THE PROBLEM
Count how many lines hold the string "JSON". Give that number alone.
-------- INPUT RECORDS --------
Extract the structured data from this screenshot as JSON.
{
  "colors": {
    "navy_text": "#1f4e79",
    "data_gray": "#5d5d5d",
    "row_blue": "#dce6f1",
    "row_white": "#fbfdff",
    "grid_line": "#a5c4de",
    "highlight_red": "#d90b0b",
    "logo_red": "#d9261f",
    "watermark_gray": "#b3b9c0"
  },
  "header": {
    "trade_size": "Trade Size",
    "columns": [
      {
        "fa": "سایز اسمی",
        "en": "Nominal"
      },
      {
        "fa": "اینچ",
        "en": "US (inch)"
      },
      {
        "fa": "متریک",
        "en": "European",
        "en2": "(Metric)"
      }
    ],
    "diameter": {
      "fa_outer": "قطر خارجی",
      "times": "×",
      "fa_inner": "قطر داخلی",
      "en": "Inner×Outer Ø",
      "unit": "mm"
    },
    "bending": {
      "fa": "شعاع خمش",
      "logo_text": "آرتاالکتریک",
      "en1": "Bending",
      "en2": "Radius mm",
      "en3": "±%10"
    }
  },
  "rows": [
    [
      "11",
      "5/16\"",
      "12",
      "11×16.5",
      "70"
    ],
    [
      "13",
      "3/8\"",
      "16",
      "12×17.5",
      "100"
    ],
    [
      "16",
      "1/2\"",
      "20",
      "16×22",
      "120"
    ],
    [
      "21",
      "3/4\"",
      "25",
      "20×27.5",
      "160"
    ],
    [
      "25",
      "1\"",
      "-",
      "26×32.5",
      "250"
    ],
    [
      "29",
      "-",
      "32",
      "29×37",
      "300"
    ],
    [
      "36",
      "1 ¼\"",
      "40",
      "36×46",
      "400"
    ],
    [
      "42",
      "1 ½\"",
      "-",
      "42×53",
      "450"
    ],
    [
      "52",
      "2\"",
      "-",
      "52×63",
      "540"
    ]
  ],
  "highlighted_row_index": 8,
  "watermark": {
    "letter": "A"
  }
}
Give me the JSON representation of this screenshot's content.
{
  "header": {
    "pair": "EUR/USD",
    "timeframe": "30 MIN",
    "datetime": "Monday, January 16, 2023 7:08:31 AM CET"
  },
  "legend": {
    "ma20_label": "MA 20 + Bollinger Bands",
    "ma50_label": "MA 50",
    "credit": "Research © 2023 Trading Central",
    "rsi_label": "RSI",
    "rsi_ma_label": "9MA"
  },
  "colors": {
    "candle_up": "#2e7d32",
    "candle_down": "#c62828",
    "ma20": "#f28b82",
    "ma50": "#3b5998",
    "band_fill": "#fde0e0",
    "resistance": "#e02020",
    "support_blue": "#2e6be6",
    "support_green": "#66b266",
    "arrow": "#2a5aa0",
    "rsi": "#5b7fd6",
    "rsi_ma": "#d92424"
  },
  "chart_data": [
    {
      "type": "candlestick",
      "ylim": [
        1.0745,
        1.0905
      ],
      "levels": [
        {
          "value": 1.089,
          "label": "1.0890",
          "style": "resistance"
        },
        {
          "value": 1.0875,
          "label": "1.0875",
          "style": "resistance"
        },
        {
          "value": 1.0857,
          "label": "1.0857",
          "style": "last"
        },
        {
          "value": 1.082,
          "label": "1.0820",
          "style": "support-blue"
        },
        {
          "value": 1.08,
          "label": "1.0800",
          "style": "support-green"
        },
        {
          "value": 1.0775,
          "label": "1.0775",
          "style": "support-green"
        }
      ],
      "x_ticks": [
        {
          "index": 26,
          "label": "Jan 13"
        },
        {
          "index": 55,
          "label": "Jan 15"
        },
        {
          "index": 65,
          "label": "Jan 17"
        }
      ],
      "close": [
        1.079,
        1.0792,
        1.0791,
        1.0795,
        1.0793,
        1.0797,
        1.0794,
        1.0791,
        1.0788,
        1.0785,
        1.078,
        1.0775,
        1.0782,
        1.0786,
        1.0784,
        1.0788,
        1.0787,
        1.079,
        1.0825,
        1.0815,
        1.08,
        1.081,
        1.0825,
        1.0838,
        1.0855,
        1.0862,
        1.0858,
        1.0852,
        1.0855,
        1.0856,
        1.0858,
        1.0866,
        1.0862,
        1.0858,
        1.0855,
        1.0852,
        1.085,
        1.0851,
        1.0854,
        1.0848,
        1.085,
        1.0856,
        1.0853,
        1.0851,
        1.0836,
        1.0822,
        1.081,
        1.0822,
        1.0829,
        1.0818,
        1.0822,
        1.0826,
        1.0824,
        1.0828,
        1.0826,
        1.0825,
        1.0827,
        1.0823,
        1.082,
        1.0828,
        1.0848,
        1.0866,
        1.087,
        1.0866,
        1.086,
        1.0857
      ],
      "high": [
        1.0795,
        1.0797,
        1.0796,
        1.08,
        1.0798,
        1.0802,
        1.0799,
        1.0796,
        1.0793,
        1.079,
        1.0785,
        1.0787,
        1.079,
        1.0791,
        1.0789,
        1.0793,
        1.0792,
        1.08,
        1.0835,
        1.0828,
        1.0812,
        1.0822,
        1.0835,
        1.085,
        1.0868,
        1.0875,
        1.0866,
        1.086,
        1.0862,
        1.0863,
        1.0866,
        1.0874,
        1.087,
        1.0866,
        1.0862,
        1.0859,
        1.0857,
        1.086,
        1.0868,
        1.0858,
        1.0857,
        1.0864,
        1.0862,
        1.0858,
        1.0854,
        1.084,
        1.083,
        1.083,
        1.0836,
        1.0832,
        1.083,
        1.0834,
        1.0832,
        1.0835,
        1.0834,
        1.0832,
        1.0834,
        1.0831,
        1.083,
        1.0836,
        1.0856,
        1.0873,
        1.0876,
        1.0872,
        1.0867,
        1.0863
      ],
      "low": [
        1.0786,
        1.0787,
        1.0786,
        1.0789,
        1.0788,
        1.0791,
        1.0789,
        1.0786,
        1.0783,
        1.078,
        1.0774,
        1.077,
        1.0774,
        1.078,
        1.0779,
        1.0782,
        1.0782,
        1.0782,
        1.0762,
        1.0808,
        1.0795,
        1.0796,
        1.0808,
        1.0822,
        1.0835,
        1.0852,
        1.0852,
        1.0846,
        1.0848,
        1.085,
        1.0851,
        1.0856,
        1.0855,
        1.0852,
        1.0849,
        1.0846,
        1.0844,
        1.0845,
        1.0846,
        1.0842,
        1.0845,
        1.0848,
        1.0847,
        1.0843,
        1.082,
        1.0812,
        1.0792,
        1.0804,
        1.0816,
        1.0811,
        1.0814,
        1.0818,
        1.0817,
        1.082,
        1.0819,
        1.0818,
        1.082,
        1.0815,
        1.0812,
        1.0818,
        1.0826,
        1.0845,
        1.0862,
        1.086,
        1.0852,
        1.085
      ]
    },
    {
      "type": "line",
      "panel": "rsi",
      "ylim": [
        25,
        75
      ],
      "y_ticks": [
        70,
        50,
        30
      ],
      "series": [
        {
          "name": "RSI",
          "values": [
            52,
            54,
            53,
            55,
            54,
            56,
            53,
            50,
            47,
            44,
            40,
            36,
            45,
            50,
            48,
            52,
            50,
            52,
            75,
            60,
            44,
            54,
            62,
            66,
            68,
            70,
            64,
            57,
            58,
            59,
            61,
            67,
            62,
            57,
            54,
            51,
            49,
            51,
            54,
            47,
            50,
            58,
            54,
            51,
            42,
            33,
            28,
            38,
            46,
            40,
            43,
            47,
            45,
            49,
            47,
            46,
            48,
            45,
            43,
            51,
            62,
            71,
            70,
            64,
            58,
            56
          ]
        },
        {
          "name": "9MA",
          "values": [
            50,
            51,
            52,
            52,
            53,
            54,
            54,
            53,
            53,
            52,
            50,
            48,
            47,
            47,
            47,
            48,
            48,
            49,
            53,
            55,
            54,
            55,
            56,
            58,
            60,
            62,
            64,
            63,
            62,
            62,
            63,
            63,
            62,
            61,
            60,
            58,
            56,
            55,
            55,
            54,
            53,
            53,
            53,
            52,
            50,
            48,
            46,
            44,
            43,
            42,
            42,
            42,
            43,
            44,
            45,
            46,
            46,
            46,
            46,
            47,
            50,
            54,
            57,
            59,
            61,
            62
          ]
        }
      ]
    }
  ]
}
--------
TASK ANSWER
2